Tally the lines that contain "this" and report the total alone.
___ Extracted information ___
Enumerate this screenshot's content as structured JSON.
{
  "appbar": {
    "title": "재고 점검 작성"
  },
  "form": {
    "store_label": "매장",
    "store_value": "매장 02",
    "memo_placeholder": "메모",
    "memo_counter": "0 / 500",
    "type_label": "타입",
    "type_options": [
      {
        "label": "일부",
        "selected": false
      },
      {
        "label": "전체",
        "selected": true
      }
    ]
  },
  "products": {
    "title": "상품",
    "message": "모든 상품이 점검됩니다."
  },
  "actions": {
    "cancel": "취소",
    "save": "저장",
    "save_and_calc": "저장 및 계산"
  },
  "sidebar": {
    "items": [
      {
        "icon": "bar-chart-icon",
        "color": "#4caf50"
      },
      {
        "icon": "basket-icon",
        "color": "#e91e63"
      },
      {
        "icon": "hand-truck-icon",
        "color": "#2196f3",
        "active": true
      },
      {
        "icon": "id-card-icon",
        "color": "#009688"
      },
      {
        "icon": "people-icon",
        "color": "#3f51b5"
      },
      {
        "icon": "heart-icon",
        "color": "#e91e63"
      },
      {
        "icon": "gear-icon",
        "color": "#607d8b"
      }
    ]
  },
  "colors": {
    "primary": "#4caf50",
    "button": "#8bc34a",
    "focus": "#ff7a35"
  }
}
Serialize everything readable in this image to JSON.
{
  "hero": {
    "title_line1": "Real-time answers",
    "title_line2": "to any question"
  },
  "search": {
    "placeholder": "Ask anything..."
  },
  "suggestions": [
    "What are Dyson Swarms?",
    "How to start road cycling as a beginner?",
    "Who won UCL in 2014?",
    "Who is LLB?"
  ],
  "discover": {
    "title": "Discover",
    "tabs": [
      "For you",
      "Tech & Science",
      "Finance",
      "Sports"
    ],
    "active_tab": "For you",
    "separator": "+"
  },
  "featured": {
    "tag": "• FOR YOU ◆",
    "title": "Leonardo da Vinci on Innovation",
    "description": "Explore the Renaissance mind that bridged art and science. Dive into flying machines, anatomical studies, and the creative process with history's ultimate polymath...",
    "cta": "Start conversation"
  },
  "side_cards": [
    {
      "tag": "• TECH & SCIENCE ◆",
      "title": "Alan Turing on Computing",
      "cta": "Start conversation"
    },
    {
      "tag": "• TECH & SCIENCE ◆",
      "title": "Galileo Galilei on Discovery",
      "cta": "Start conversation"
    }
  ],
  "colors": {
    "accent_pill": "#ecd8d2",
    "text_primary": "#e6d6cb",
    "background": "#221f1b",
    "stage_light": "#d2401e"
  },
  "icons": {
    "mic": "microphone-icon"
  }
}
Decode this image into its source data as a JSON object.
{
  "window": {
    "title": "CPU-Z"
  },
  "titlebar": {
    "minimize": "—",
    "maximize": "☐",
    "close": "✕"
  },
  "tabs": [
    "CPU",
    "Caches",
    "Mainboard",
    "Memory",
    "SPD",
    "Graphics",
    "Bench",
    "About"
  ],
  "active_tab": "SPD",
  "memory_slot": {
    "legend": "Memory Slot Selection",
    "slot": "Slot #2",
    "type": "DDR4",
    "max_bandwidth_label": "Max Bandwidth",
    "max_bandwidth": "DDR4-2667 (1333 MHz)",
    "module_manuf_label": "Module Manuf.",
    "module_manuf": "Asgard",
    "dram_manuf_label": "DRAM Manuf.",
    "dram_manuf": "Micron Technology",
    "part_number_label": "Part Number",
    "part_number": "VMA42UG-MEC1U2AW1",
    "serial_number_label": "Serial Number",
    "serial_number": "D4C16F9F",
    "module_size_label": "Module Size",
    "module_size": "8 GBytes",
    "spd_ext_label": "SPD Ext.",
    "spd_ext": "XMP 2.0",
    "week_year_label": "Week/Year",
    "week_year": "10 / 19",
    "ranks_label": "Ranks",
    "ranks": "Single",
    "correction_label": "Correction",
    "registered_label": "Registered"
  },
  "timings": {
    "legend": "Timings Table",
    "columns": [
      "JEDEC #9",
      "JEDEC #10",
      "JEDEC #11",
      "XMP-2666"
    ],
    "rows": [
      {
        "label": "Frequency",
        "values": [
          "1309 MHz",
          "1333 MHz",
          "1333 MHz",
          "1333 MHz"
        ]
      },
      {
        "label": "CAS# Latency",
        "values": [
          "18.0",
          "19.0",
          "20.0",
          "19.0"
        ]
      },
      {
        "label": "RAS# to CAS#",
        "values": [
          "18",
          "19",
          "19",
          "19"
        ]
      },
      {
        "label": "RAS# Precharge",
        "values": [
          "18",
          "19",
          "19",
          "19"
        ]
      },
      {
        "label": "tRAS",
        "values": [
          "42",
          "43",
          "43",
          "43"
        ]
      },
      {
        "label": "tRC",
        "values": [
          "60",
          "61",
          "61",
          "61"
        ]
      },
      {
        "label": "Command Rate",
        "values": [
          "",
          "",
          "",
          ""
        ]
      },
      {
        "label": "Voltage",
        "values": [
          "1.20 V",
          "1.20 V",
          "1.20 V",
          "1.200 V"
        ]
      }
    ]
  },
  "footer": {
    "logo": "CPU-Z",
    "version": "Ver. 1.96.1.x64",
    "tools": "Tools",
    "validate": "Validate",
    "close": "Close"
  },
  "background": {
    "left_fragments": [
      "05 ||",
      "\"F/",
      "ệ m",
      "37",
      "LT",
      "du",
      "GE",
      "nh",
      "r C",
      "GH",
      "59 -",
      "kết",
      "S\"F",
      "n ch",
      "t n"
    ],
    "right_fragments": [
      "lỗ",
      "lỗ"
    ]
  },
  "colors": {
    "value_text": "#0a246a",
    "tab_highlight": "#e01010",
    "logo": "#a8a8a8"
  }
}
___
Result of the exercise
3